▶ _What is expected_
Copy out all lines that carry the word "JSON".
━━ Provided data ━━
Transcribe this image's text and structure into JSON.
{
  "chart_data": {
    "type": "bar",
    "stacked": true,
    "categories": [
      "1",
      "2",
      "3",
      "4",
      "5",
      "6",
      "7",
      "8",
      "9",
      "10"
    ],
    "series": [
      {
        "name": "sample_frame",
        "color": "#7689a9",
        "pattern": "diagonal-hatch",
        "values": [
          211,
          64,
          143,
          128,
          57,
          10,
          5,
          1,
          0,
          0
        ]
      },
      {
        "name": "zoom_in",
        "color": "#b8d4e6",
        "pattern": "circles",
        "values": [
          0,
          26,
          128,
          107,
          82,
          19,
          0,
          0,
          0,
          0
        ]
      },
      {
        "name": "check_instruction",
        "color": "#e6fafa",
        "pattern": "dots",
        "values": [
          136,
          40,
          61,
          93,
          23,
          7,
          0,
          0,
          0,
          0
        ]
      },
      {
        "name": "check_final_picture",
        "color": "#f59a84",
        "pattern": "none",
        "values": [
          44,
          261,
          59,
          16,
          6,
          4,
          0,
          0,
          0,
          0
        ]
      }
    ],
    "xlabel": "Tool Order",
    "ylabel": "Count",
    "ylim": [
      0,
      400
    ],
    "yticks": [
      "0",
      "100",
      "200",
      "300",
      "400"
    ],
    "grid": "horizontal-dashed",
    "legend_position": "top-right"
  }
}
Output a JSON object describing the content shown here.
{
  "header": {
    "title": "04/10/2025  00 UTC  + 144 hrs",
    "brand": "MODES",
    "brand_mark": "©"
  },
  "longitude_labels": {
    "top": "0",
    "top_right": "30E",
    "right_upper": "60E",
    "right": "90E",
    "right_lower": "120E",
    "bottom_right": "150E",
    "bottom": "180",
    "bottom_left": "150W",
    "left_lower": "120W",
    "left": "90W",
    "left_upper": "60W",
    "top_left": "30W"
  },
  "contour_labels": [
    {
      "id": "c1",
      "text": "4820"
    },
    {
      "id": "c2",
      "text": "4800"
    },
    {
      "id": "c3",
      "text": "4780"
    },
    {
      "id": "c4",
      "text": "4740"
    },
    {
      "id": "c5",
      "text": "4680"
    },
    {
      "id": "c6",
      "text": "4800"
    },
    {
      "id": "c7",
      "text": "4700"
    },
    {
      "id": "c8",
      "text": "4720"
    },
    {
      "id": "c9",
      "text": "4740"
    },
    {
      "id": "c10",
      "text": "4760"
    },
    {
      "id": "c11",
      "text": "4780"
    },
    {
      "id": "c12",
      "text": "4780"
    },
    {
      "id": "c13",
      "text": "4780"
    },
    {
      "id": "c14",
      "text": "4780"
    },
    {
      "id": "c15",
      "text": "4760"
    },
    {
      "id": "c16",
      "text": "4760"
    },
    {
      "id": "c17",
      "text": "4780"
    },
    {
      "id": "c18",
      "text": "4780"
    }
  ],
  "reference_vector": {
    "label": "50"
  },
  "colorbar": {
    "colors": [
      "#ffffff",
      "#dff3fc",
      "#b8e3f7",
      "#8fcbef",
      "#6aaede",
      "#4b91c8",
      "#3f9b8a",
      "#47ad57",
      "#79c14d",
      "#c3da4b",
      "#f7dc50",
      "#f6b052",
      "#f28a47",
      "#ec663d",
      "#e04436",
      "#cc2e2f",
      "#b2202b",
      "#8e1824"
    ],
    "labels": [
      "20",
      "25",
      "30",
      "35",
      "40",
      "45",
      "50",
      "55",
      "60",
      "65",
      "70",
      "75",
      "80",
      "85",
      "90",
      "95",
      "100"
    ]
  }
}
━━━
▶ _Problem solution_
Transcribe this image's text and structure into JSON.
Output a JSON object describing the content shown here.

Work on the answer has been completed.